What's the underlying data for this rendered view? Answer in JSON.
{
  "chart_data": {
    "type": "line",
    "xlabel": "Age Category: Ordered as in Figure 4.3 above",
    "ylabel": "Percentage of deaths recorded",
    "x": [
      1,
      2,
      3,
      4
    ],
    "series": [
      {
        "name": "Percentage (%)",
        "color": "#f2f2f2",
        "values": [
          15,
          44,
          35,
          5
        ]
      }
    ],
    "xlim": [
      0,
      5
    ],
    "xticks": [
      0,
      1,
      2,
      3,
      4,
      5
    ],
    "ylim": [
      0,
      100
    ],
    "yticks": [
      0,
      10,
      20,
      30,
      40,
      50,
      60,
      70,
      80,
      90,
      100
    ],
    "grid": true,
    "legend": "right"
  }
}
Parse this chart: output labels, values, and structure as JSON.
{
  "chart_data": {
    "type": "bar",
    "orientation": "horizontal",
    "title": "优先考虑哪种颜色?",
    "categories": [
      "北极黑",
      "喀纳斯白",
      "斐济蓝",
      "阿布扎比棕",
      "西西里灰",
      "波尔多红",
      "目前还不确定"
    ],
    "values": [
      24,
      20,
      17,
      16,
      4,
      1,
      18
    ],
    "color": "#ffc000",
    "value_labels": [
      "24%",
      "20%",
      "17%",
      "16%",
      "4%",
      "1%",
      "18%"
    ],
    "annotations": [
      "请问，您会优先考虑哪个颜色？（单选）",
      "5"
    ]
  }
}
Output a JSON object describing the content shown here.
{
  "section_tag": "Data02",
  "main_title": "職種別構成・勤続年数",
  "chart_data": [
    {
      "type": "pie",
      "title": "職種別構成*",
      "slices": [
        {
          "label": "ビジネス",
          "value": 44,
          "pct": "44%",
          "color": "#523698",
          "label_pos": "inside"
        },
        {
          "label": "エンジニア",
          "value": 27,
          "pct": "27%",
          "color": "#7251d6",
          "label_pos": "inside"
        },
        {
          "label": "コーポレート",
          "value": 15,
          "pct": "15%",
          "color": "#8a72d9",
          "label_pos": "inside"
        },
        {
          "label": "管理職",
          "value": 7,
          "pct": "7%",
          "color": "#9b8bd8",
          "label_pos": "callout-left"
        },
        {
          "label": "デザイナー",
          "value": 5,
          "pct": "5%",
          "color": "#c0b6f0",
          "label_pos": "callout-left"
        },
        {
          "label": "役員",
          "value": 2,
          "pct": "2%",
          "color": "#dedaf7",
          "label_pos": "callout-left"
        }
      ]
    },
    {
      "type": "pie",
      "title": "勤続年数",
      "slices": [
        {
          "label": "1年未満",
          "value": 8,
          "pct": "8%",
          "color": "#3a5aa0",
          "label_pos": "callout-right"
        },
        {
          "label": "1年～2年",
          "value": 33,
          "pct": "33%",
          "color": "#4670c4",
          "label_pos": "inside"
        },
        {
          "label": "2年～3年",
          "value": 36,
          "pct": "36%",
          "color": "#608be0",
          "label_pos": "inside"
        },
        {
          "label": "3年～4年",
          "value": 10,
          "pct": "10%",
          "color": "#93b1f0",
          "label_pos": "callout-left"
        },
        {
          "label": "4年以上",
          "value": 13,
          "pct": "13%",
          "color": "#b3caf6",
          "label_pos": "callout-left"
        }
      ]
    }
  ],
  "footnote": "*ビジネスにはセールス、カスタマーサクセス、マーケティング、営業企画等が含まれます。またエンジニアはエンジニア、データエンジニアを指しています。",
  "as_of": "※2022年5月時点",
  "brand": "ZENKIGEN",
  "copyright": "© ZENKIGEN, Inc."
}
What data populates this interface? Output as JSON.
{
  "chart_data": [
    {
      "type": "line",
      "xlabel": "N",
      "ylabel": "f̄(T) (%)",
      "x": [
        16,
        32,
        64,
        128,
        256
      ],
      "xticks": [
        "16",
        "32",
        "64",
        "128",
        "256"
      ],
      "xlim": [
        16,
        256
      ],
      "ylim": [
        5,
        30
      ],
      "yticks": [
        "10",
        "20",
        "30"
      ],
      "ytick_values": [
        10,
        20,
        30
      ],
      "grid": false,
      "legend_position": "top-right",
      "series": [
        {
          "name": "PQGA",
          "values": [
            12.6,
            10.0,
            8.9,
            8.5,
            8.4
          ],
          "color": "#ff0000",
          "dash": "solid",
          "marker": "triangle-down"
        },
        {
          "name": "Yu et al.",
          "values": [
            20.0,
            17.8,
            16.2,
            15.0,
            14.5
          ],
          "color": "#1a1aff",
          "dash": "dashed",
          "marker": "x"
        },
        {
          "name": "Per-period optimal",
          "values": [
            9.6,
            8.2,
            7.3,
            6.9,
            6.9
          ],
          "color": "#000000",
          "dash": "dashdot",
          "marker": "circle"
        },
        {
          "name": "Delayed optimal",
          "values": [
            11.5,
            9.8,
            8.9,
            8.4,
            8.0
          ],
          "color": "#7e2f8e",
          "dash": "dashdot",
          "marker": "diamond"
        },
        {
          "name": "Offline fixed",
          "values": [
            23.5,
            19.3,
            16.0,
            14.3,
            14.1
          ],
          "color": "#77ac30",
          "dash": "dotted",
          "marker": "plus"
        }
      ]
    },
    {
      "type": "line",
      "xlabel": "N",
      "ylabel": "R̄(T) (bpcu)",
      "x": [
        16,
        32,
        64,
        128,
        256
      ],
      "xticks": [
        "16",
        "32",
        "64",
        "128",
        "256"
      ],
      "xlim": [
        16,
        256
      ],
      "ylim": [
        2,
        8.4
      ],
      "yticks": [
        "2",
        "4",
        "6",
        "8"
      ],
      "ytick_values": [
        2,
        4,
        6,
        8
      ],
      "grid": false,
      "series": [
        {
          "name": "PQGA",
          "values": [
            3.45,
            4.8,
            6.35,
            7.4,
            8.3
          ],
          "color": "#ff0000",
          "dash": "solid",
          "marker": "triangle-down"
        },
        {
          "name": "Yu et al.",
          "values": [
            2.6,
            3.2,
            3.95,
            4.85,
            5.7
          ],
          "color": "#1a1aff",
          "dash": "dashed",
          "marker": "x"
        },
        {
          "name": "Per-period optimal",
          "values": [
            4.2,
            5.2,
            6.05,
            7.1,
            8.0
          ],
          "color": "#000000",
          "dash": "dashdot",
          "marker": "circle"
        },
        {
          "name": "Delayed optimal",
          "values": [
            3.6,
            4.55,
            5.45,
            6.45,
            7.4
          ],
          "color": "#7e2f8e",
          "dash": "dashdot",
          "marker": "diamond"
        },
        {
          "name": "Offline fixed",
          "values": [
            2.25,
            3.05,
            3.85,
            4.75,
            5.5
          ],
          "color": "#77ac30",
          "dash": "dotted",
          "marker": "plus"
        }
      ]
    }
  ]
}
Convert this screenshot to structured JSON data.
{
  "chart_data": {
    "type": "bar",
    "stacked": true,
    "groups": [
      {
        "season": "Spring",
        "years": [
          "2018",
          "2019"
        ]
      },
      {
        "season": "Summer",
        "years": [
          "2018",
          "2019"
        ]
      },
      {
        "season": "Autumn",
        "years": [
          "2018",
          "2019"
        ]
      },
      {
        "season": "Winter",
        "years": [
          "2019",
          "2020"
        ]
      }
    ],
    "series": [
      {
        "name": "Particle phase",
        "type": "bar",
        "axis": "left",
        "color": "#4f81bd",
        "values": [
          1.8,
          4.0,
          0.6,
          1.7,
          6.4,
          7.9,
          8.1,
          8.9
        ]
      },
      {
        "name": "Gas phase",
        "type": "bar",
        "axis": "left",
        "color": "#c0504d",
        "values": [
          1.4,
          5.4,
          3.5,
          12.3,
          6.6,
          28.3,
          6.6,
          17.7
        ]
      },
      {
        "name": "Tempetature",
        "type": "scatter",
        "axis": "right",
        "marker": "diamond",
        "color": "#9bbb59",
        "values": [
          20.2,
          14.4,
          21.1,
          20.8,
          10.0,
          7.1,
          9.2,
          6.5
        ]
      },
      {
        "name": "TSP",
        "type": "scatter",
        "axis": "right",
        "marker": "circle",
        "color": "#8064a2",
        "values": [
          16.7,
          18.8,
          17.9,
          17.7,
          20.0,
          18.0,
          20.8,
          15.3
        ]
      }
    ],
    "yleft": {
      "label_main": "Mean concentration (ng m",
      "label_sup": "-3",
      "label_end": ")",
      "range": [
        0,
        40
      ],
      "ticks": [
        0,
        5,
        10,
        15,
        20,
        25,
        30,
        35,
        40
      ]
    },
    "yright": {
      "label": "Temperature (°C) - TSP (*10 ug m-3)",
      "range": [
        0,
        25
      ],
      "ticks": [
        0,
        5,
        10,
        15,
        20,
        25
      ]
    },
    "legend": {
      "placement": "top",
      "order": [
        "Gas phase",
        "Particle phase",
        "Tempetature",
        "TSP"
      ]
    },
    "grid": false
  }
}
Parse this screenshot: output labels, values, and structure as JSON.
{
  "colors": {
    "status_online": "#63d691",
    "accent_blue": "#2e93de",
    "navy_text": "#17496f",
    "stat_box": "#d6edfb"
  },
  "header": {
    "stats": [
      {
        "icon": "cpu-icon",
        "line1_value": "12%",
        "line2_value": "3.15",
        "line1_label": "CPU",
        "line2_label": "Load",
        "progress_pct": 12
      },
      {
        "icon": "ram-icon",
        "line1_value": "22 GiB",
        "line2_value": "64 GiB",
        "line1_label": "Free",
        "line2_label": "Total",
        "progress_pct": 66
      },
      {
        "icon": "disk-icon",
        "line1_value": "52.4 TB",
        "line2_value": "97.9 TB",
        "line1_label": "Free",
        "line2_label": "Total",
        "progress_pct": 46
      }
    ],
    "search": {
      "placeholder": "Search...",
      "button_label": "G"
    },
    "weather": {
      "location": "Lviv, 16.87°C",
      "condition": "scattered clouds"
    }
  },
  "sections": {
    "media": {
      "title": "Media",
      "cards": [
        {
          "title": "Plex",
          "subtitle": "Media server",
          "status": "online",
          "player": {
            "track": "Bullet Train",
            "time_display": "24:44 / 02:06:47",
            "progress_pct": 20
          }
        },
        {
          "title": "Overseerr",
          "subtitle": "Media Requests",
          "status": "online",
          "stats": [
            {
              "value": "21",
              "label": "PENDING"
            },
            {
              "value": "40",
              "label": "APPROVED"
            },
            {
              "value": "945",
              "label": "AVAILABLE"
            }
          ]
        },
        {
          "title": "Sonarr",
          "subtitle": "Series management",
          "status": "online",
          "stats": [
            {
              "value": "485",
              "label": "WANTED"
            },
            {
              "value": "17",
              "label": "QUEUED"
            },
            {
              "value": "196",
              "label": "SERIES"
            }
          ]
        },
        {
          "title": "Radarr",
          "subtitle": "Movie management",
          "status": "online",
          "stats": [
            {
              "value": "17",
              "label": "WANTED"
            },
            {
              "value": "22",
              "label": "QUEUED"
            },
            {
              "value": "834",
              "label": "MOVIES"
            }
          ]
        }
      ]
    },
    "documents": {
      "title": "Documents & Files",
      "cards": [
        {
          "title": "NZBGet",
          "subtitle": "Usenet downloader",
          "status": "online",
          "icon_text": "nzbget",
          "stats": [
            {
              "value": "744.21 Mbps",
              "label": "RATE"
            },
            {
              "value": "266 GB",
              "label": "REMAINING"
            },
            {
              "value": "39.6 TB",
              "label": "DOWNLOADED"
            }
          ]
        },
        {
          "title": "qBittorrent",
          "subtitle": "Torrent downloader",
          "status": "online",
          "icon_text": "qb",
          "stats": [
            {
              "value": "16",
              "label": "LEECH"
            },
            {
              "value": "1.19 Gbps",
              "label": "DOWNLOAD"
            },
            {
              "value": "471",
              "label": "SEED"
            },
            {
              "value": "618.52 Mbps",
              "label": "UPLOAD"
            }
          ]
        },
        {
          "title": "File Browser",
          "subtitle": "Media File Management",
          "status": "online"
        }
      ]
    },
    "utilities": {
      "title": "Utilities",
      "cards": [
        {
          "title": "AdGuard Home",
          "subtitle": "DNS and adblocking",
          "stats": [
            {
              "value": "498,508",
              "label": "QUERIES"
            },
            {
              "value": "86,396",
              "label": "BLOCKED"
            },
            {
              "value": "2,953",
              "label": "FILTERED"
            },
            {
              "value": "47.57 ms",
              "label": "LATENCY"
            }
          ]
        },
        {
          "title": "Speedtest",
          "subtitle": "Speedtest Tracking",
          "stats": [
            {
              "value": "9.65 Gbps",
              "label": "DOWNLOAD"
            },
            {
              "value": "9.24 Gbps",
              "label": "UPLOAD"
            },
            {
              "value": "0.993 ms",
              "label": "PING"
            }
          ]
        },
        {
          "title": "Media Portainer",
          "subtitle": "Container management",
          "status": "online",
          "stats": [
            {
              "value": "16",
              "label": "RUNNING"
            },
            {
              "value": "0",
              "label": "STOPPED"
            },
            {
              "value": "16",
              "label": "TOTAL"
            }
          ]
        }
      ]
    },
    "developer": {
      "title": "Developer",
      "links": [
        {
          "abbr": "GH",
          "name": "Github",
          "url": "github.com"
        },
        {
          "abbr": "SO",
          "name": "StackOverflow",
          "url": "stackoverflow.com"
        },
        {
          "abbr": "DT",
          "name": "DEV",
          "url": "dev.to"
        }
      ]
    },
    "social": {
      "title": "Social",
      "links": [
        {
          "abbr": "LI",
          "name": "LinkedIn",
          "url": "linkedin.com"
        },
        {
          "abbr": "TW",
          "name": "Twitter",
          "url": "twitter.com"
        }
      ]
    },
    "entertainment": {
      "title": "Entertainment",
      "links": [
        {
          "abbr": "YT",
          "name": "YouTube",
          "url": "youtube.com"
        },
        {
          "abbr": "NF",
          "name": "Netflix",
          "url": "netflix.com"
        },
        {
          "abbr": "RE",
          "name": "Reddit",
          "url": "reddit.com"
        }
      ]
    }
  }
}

◆ EXERCISE
Extract each line from the entries above that contains the string "What".

◆ TASK RESULT
What's the underlying data for this rendered view? Answer in JSON.
What data populates this interface? Output as JSON.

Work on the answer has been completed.